## Work required
All lines featuring the string "alexmorgan" are to be listed.

## begin

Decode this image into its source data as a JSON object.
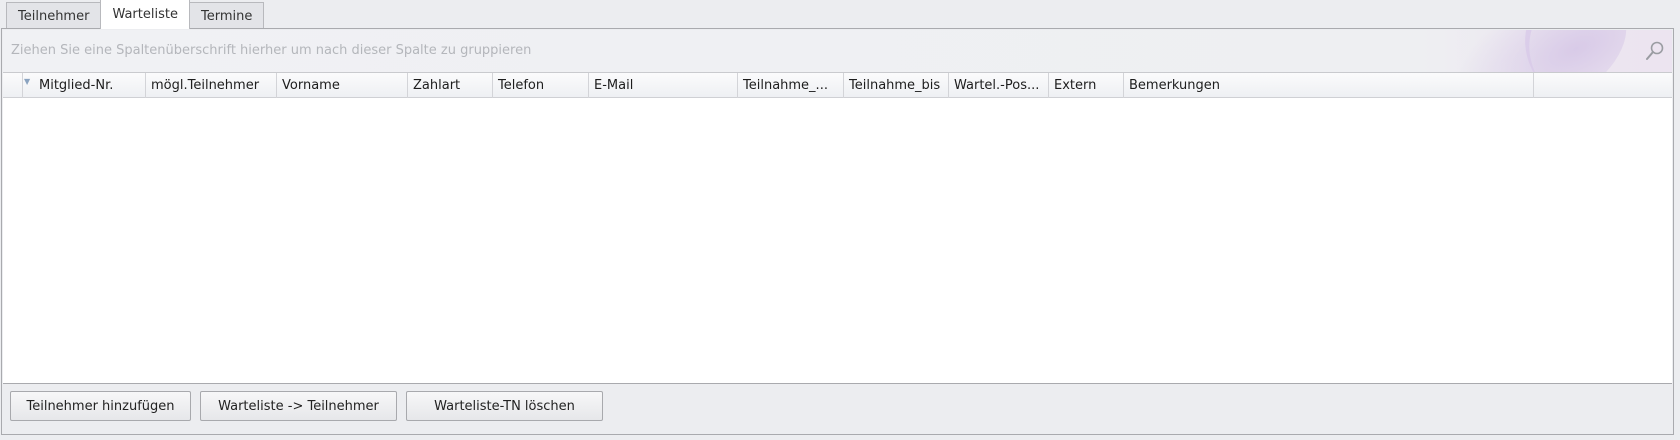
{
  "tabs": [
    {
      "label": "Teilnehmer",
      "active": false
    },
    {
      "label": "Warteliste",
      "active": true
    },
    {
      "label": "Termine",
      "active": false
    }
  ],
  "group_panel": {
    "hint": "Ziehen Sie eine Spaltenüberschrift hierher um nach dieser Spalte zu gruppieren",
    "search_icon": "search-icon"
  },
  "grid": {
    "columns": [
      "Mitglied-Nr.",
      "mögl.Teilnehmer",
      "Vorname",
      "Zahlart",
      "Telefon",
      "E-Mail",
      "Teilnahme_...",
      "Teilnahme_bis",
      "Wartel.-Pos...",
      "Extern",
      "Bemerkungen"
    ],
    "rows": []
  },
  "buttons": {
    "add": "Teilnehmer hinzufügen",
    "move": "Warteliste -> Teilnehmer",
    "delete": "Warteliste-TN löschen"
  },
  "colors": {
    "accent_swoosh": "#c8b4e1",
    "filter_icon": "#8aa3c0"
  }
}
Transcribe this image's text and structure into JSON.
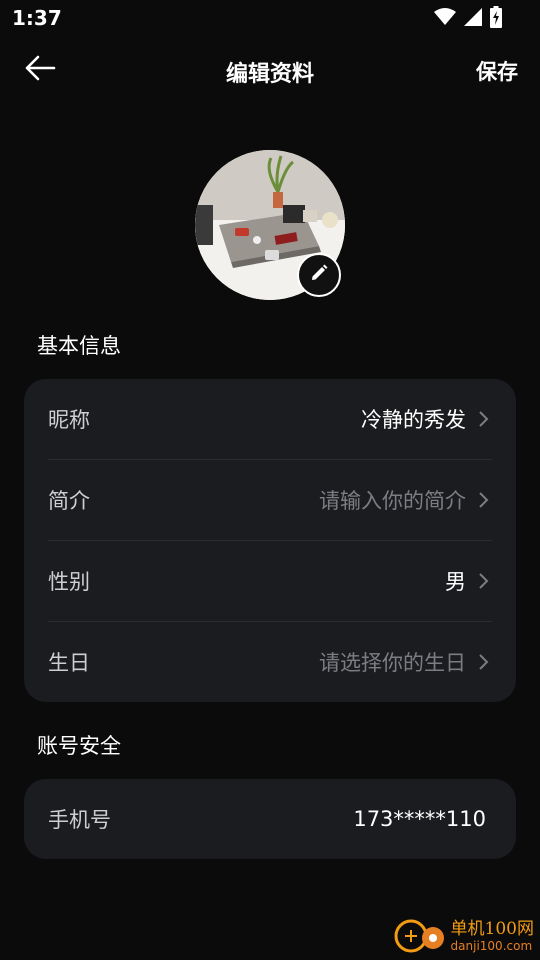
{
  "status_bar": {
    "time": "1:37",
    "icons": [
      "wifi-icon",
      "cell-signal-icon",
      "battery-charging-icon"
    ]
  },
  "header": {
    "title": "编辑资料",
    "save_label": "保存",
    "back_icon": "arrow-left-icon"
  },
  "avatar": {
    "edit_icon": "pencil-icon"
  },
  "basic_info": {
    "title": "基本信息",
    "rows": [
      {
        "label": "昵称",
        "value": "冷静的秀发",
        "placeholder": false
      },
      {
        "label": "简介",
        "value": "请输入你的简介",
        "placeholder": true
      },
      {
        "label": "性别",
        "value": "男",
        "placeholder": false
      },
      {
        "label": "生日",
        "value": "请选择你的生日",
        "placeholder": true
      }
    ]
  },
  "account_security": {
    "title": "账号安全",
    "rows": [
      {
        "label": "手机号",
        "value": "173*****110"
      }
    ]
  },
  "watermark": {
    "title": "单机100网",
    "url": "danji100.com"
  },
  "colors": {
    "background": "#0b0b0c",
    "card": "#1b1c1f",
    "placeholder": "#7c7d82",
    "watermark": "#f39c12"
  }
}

## end
## begin

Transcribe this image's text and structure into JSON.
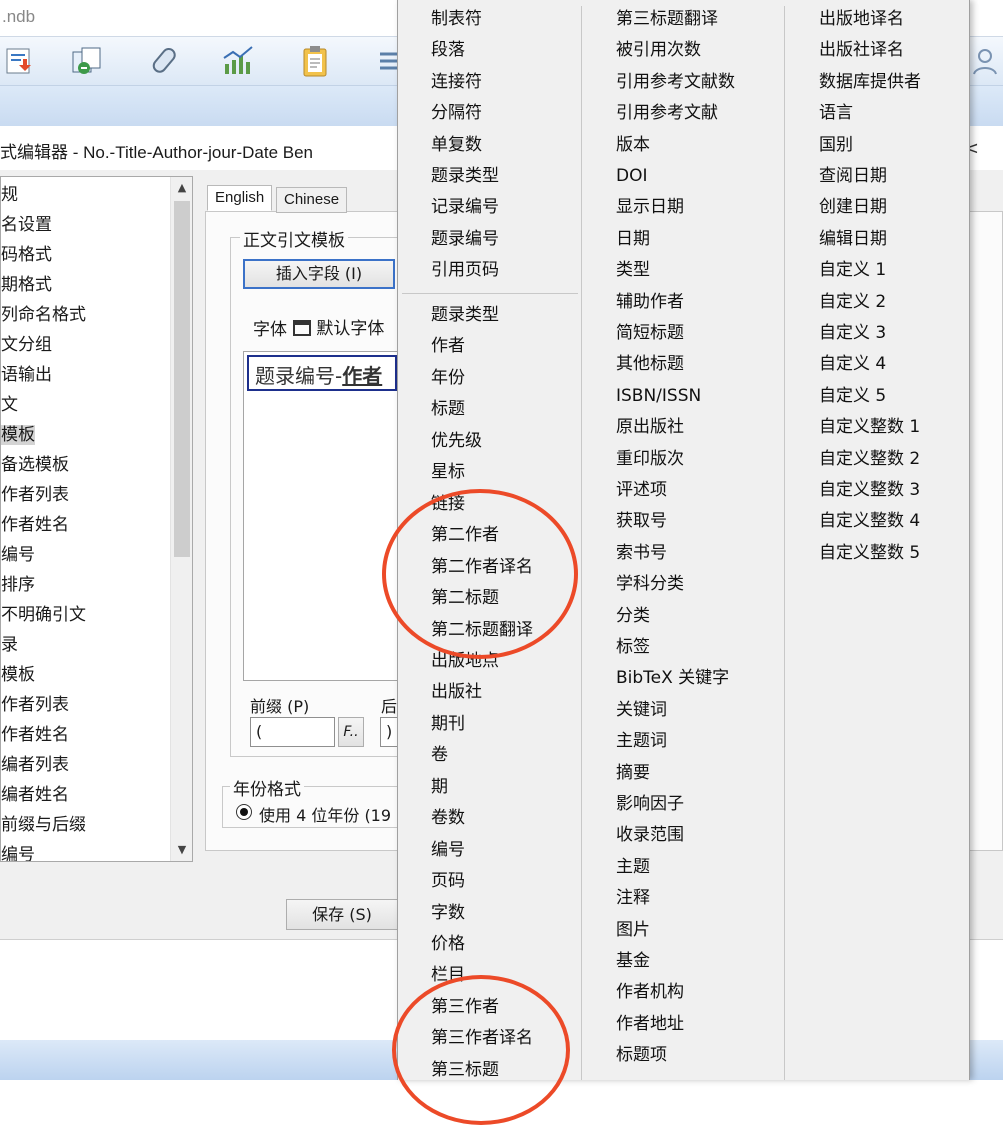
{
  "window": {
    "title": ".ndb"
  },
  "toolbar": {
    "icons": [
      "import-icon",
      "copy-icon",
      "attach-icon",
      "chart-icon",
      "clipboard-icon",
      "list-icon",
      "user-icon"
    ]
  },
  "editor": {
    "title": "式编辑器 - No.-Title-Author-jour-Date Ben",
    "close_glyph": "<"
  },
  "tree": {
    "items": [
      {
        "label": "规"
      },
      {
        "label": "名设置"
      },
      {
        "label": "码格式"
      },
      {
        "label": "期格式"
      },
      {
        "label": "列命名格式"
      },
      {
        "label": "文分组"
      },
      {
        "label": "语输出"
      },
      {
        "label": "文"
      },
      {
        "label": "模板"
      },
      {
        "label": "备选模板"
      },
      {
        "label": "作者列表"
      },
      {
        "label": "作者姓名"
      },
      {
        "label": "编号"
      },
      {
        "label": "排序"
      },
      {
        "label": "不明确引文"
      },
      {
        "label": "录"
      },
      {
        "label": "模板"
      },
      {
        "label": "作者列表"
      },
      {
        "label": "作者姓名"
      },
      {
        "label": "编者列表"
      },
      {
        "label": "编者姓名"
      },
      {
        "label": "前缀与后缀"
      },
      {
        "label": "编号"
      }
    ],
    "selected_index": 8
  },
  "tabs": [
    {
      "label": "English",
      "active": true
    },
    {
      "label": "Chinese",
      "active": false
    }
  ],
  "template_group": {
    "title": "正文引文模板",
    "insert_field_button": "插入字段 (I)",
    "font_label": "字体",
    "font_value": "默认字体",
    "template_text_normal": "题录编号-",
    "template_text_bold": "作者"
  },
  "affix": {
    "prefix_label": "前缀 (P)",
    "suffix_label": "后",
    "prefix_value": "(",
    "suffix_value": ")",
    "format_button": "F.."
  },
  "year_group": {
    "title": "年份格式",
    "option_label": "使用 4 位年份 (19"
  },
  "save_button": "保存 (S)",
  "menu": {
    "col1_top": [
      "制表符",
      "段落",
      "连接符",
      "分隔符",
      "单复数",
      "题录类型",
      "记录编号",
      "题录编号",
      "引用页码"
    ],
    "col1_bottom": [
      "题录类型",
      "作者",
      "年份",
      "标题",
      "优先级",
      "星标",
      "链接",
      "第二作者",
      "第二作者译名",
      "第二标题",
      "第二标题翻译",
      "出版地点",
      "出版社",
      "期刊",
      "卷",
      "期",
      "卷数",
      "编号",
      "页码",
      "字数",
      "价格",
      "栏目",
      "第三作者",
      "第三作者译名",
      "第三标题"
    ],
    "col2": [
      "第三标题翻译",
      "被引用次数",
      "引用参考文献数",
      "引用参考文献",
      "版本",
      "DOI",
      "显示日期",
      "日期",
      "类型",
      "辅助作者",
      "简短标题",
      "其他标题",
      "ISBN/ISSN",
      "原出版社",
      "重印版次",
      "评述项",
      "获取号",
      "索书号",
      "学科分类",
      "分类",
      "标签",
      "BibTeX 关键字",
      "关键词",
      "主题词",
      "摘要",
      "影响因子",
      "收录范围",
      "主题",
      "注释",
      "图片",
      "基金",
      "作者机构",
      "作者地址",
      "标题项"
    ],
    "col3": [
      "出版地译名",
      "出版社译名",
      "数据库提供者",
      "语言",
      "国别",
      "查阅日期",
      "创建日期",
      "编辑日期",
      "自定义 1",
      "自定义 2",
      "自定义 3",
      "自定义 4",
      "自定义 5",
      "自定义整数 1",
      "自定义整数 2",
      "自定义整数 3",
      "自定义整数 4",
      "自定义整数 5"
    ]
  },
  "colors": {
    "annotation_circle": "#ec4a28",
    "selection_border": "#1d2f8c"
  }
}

## end
## begin

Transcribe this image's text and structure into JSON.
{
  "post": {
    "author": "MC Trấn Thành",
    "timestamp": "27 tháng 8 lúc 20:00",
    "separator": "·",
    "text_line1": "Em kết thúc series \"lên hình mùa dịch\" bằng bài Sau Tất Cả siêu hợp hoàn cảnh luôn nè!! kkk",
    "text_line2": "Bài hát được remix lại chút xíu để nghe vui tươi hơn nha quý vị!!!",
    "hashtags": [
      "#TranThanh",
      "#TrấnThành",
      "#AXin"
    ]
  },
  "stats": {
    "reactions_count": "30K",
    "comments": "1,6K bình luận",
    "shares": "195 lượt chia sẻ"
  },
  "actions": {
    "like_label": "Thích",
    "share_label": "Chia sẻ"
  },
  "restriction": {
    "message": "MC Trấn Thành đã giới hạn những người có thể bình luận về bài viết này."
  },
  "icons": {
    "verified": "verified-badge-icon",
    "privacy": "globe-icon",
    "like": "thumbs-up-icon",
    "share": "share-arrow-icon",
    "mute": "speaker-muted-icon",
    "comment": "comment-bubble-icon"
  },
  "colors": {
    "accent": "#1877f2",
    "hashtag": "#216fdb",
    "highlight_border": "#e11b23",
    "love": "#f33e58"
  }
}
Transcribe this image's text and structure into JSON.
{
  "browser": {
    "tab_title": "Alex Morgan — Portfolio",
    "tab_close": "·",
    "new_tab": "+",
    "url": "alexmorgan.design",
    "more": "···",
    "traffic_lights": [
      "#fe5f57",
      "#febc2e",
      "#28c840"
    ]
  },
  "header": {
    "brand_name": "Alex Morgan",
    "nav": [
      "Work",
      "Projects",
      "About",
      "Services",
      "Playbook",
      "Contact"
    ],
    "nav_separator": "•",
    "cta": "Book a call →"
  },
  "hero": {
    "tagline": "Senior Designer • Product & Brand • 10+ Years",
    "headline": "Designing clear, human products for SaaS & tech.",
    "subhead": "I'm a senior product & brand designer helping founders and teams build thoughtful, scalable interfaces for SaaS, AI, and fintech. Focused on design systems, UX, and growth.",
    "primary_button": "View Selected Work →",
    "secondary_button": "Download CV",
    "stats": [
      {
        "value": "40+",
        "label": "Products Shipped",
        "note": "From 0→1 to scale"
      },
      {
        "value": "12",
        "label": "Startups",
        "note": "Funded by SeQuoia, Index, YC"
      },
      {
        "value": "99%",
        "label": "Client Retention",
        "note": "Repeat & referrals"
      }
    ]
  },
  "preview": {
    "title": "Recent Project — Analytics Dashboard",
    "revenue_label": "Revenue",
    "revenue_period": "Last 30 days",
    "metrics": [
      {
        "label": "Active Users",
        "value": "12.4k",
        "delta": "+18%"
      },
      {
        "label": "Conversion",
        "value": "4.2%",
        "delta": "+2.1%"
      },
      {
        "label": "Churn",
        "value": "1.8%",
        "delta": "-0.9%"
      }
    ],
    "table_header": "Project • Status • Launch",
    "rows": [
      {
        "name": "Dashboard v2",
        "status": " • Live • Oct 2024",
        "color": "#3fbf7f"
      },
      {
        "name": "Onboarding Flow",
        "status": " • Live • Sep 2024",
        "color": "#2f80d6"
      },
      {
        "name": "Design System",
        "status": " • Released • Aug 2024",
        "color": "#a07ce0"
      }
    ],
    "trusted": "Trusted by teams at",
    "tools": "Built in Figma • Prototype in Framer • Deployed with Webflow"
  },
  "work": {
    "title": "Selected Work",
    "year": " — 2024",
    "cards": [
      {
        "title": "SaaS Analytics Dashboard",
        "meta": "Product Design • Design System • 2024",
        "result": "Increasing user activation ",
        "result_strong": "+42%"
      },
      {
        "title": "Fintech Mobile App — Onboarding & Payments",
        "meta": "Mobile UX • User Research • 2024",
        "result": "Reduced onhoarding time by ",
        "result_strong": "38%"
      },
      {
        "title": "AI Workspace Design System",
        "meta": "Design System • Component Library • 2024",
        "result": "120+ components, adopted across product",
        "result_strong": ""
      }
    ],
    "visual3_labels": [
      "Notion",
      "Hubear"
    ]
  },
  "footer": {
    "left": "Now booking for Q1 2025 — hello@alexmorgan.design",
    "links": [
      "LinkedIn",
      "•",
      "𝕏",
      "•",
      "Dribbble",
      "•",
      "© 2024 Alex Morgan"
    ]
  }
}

## end

## The completed task
    "url": "alexmorgan.design",
    "left": "Now booking for Q1 2025 — hello@alexmorgan.design",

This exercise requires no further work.